▸ **Directions for this task**
Every line of the material below must be repeated exactly.

▸ **Exercise material**
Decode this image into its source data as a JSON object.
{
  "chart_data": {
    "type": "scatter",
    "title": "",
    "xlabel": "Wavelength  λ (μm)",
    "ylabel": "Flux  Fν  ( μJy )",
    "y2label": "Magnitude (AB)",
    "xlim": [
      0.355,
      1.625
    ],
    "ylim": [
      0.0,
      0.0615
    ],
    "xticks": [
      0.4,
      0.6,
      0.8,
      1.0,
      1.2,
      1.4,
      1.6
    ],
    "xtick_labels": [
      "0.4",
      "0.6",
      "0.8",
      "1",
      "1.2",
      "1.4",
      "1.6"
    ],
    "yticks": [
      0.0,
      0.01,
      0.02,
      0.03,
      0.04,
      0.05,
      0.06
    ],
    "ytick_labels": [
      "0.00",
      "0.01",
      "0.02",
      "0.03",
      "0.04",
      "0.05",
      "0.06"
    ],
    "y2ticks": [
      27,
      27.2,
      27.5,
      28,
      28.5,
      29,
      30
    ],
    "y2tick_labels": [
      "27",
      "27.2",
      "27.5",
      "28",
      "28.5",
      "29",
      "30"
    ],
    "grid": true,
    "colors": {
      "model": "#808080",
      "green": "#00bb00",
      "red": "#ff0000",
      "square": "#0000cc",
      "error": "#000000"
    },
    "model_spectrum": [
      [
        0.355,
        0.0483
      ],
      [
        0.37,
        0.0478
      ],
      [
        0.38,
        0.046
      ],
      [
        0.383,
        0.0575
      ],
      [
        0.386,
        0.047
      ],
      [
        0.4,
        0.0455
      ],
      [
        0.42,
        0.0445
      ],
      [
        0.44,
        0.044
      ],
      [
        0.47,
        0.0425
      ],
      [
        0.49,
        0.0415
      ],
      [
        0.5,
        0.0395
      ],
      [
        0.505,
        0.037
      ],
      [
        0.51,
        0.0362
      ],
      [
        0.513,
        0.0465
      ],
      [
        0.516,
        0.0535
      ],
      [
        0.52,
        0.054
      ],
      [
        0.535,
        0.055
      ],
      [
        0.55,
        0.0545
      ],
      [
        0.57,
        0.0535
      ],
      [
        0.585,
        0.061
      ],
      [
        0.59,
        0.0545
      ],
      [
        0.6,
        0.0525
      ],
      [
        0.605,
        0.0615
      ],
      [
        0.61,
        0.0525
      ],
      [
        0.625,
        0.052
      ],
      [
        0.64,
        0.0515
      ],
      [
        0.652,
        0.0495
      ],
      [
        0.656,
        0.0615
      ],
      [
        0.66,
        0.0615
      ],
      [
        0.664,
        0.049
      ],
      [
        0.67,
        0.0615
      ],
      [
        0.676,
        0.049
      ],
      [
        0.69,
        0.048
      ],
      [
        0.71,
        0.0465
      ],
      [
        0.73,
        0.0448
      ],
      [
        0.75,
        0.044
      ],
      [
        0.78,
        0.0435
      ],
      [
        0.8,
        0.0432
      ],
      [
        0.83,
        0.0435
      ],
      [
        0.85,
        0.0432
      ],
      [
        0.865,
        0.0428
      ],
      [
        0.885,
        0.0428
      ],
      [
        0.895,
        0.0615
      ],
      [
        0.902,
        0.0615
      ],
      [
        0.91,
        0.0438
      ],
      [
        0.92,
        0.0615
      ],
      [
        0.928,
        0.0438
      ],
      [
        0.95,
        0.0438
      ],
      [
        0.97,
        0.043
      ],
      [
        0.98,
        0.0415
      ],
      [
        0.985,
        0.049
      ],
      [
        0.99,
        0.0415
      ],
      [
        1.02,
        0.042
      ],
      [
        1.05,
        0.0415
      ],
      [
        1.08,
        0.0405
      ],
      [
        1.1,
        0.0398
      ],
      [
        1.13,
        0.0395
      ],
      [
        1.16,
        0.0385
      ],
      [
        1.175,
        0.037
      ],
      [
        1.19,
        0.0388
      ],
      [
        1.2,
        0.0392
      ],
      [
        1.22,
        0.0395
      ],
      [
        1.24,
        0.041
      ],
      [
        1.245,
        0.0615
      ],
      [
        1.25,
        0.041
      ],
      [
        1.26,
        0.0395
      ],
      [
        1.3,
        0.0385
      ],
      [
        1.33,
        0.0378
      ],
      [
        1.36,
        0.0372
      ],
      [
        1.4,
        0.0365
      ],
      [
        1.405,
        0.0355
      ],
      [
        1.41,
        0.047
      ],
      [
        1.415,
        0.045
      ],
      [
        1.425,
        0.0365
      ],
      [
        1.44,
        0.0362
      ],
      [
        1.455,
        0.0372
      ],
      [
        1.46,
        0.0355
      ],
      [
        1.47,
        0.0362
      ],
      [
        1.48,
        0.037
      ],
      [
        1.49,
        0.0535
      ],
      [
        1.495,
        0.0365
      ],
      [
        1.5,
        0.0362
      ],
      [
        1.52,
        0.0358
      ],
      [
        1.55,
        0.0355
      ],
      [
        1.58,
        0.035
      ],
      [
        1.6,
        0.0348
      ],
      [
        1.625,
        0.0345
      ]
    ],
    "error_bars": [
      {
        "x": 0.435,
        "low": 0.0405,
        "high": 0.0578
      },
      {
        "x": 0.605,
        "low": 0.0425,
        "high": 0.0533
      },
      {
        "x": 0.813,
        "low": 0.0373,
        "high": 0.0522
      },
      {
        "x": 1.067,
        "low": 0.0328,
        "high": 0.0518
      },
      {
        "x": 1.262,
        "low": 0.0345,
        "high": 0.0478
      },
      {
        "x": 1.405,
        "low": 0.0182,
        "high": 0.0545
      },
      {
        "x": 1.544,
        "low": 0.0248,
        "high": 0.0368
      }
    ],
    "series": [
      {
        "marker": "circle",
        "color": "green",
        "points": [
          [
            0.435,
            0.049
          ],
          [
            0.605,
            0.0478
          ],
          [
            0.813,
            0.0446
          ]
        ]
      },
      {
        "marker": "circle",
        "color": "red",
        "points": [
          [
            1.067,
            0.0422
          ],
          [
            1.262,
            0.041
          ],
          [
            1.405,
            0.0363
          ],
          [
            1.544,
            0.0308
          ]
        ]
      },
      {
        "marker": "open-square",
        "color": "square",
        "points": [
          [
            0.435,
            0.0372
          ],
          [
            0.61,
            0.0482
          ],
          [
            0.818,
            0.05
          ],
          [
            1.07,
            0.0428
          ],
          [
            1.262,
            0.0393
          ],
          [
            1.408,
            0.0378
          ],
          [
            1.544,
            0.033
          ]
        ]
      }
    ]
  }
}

▸ **The output**
Decode this image into its source data as a JSON object.
{
  "chart_data": {
    "type": "scatter",
    "title": "",
    "xlabel": "Wavelength  λ (μm)",
    "ylabel": "Flux  Fν  ( μJy )",
    "y2label": "Magnitude (AB)",
    "xlim": [
      0.355,
      1.625
    ],
    "ylim": [
      0.0,
      0.0615
    ],
    "xticks": [
      0.4,
      0.6,
      0.8,
      1.0,
      1.2,
      1.4,
      1.6
    ],
    "xtick_labels": [
      "0.4",
      "0.6",
      "0.8",
      "1",
      "1.2",
      "1.4",
      "1.6"
    ],
    "yticks": [
      0.0,
      0.01,
      0.02,
      0.03,
      0.04,
      0.05,
      0.06
    ],
    "ytick_labels": [
      "0.00",
      "0.01",
      "0.02",
      "0.03",
      "0.04",
      "0.05",
      "0.06"
    ],
    "y2ticks": [
      27,
      27.2,
      27.5,
      28,
      28.5,
      29,
      30
    ],
    "y2tick_labels": [
      "27",
      "27.2",
      "27.5",
      "28",
      "28.5",
      "29",
      "30"
    ],
    "grid": true,
    "colors": {
      "model": "#808080",
      "green": "#00bb00",
      "red": "#ff0000",
      "square": "#0000cc",
      "error": "#000000"
    },
    "model_spectrum": [
      [
        0.355,
        0.0483
      ],
      [
        0.37,
        0.0478
      ],
      [
        0.38,
        0.046
      ],
      [
        0.383,
        0.0575
      ],
      [
        0.386,
        0.047
      ],
      [
        0.4,
        0.0455
      ],
      [
        0.42,
        0.0445
      ],
      [
        0.44,
        0.044
      ],
      [
        0.47,
        0.0425
      ],
      [
        0.49,
        0.0415
      ],
      [
        0.5,
        0.0395
      ],
      [
        0.505,
        0.037
      ],
      [
        0.51,
        0.0362
      ],
      [
        0.513,
        0.0465
      ],
      [
        0.516,
        0.0535
      ],
      [
        0.52,
        0.054
      ],
      [
        0.535,
        0.055
      ],
      [
        0.55,
        0.0545
      ],
      [
        0.57,
        0.0535
      ],
      [
        0.585,
        0.061
      ],
      [
        0.59,
        0.0545
      ],
      [
        0.6,
        0.0525
      ],
      [
        0.605,
        0.0615
      ],
      [
        0.61,
        0.0525
      ],
      [
        0.625,
        0.052
      ],
      [
        0.64,
        0.0515
      ],
      [
        0.652,
        0.0495
      ],
      [
        0.656,
        0.0615
      ],
      [
        0.66,
        0.0615
      ],
      [
        0.664,
        0.049
      ],
      [
        0.67,
        0.0615
      ],
      [
        0.676,
        0.049
      ],
      [
        0.69,
        0.048
      ],
      [
        0.71,
        0.0465
      ],
      [
        0.73,
        0.0448
      ],
      [
        0.75,
        0.044
      ],
      [
        0.78,
        0.0435
      ],
      [
        0.8,
        0.0432
      ],
      [
        0.83,
        0.0435
      ],
      [
        0.85,
        0.0432
      ],
      [
        0.865,
        0.0428
      ],
      [
        0.885,
        0.0428
      ],
      [
        0.895,
        0.0615
      ],
      [
        0.902,
        0.0615
      ],
      [
        0.91,
        0.0438
      ],
      [
        0.92,
        0.0615
      ],
      [
        0.928,
        0.0438
      ],
      [
        0.95,
        0.0438
      ],
      [
        0.97,
        0.043
      ],
      [
        0.98,
        0.0415
      ],
      [
        0.985,
        0.049
      ],
      [
        0.99,
        0.0415
      ],
      [
        1.02,
        0.042
      ],
      [
        1.05,
        0.0415
      ],
      [
        1.08,
        0.0405
      ],
      [
        1.1,
        0.0398
      ],
      [
        1.13,
        0.0395
      ],
      [
        1.16,
        0.0385
      ],
      [
        1.175,
        0.037
      ],
      [
        1.19,
        0.0388
      ],
      [
        1.2,
        0.0392
      ],
      [
        1.22,
        0.0395
      ],
      [
        1.24,
        0.041
      ],
      [
        1.245,
        0.0615
      ],
      [
        1.25,
        0.041
      ],
      [
        1.26,
        0.0395
      ],
      [
        1.3,
        0.0385
      ],
      [
        1.33,
        0.0378
      ],
      [
        1.36,
        0.0372
      ],
      [
        1.4,
        0.0365
      ],
      [
        1.405,
        0.0355
      ],
      [
        1.41,
        0.047
      ],
      [
        1.415,
        0.045
      ],
      [
        1.425,
        0.0365
      ],
      [
        1.44,
        0.0362
      ],
      [
        1.455,
        0.0372
      ],
      [
        1.46,
        0.0355
      ],
      [
        1.47,
        0.0362
      ],
      [
        1.48,
        0.037
      ],
      [
        1.49,
        0.0535
      ],
      [
        1.495,
        0.0365
      ],
      [
        1.5,
        0.0362
      ],
      [
        1.52,
        0.0358
      ],
      [
        1.55,
        0.0355
      ],
      [
        1.58,
        0.035
      ],
      [
        1.6,
        0.0348
      ],
      [
        1.625,
        0.0345
      ]
    ],
    "error_bars": [
      {
        "x": 0.435,
        "low": 0.0405,
        "high": 0.0578
      },
      {
        "x": 0.605,
        "low": 0.0425,
        "high": 0.0533
      },
      {
        "x": 0.813,
        "low": 0.0373,
        "high": 0.0522
      },
      {
        "x": 1.067,
        "low": 0.0328,
        "high": 0.0518
      },
      {
        "x": 1.262,
        "low": 0.0345,
        "high": 0.0478
      },
      {
        "x": 1.405,
        "low": 0.0182,
        "high": 0.0545
      },
      {
        "x": 1.544,
        "low": 0.0248,
        "high": 0.0368
      }
    ],
    "series": [
      {
        "marker": "circle",
        "color": "green",
        "points": [
          [
            0.435,
            0.049
          ],
          [
            0.605,
            0.0478
          ],
          [
            0.813,
            0.0446
          ]
        ]
      },
      {
        "marker": "circle",
        "color": "red",
        "points": [
          [
            1.067,
            0.0422
          ],
          [
            1.262,
            0.041
          ],
          [
            1.405,
            0.0363
          ],
          [
            1.544,
            0.0308
          ]
        ]
      },
      {
        "marker": "open-square",
        "color": "square",
        "points": [
          [
            0.435,
            0.0372
          ],
          [
            0.61,
            0.0482
          ],
          [
            0.818,
            0.05
          ],
          [
            1.07,
            0.0428
          ],
          [
            1.262,
            0.0393
          ],
          [
            1.408,
            0.0378
          ],
          [
            1.544,
            0.033
          ]
        ]
      }
    ]
  }
}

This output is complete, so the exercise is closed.